◆ DIRECTIVE
Omit every picture and output the rest of the records exactly as they are.

— Start RECORDS PROVIDED —

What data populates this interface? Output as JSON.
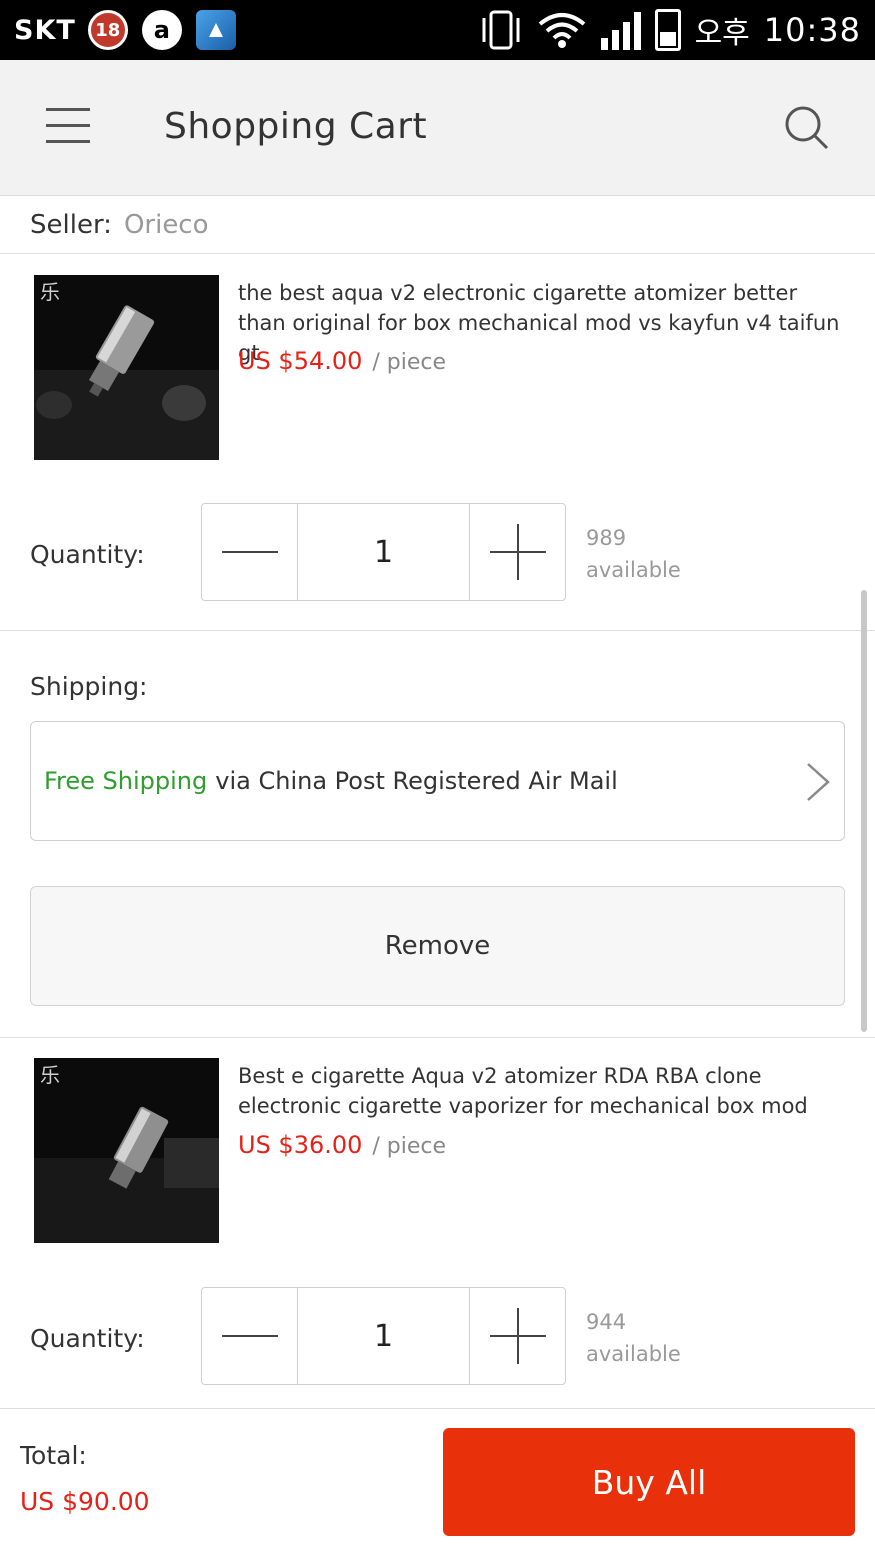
{
  "status_bar": {
    "carrier": "SKT",
    "notification_count": "18",
    "ampm": "오후",
    "time": "10:38"
  },
  "app_bar": {
    "title": "Shopping Cart",
    "menu_icon": "hamburger-menu-icon",
    "search_icon": "search-icon"
  },
  "seller": {
    "label": "Seller:",
    "name": "Orieco"
  },
  "items": [
    {
      "title": "the best aqua v2 electronic cigarette atomizer better than original for box mechanical mod vs kayfun v4 taifun gt",
      "price": "US $54.00",
      "unit": "/  piece",
      "quantity_label": "Quantity:",
      "quantity": "1",
      "available_count": "989",
      "available_label": "available"
    },
    {
      "title": "Best e cigarette Aqua v2 atomizer RDA RBA clone electronic cigarette vaporizer  for mechanical box mod",
      "price": "US $36.00",
      "unit": "/  piece",
      "quantity_label": "Quantity:",
      "quantity": "1",
      "available_count": "944",
      "available_label": "available"
    }
  ],
  "shipping": {
    "label": "Shipping:",
    "free": "Free Shipping",
    "method": "via China Post Registered Air Mail"
  },
  "remove_label": "Remove",
  "footer": {
    "total_label": "Total:",
    "total_value": "US $90.00",
    "buy_label": "Buy All"
  },
  "colors": {
    "accent": "#e8300a",
    "price": "#e62117",
    "free_shipping": "#2e9e2e"
  }
}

— End RECORDS PROVIDED —

◆ REPLY
What data populates this interface? Output as JSON.
{
  "status_bar": {
    "carrier": "SKT",
    "notification_count": "18",
    "ampm": "오후",
    "time": "10:38"
  },
  "app_bar": {
    "title": "Shopping Cart",
    "menu_icon": "hamburger-menu-icon",
    "search_icon": "search-icon"
  },
  "seller": {
    "label": "Seller:",
    "name": "Orieco"
  },
  "items": [
    {
      "title": "the best aqua v2 electronic cigarette atomizer better than original for box mechanical mod vs kayfun v4 taifun gt",
      "price": "US $54.00",
      "unit": "/  piece",
      "quantity_label": "Quantity:",
      "quantity": "1",
      "available_count": "989",
      "available_label": "available"
    },
    {
      "title": "Best e cigarette Aqua v2 atomizer RDA RBA clone electronic cigarette vaporizer  for mechanical box mod",
      "price": "US $36.00",
      "unit": "/  piece",
      "quantity_label": "Quantity:",
      "quantity": "1",
      "available_count": "944",
      "available_label": "available"
    }
  ],
  "shipping": {
    "label": "Shipping:",
    "free": "Free Shipping",
    "method": "via China Post Registered Air Mail"
  },
  "remove_label": "Remove",
  "footer": {
    "total_label": "Total:",
    "total_value": "US $90.00",
    "buy_label": "Buy All"
  },
  "colors": {
    "accent": "#e8300a",
    "price": "#e62117",
    "free_shipping": "#2e9e2e"
  }
}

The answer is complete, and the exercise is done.